*** Records supplied

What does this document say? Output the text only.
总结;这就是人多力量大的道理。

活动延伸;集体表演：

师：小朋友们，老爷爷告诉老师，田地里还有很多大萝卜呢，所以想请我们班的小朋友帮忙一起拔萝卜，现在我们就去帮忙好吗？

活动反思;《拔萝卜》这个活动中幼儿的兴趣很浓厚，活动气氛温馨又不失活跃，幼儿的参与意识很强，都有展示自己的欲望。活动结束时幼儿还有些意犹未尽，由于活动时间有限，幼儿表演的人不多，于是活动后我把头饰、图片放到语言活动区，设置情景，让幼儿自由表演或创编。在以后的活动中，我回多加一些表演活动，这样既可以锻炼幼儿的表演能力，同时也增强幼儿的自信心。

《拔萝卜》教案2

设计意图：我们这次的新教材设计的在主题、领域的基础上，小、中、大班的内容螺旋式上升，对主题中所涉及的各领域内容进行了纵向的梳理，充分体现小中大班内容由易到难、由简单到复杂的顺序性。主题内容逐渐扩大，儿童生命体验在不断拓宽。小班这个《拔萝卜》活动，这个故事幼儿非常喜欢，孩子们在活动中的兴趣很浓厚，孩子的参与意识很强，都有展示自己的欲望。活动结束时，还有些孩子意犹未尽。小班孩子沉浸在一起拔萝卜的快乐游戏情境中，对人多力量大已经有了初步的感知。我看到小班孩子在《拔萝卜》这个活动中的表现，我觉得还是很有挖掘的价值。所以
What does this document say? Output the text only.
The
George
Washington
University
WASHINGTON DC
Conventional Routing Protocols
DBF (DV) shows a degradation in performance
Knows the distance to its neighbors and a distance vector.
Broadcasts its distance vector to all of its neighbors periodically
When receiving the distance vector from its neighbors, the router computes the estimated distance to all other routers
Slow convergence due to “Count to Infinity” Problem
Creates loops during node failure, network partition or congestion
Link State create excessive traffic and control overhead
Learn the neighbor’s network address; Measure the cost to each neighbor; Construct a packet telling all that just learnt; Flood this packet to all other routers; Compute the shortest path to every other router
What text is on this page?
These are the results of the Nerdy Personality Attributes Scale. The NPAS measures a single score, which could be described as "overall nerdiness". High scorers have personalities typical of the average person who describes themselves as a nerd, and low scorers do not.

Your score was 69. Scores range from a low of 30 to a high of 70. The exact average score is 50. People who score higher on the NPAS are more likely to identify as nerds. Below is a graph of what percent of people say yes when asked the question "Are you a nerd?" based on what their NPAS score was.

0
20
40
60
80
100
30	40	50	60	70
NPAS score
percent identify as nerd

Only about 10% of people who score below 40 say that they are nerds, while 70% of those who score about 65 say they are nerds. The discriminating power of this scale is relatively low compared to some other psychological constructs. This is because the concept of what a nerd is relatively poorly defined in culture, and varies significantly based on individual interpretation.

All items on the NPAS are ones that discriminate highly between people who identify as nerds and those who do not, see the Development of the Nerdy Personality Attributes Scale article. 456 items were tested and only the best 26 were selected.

******

Problem description -
Out of the material above, gather each line where "NPAS" appears.

Response to this exercise -
These are the results of the Nerdy Personality Attributes Scale. The NPAS measures a single score, which could be described as "overall nerdiness". High scorers have personalities typical of the average person who describes themselves as a nerd, and low scorers do not.
Your score was 69. Scores range from a low of 30 to a high of 70. The exact average score is 50. People who score higher on the NPAS are more likely to identify as nerds. Below is a graph of what percent of people say yes when asked the question "Are you a nerd?" based on what their NPAS score was.
NPAS score
All items on the NPAS are ones that discriminate highly between people who identify as nerds and those who do not, see the Development of the Nerdy Personality Attributes Scale article. 456 items were tested and only the best 26 were selected.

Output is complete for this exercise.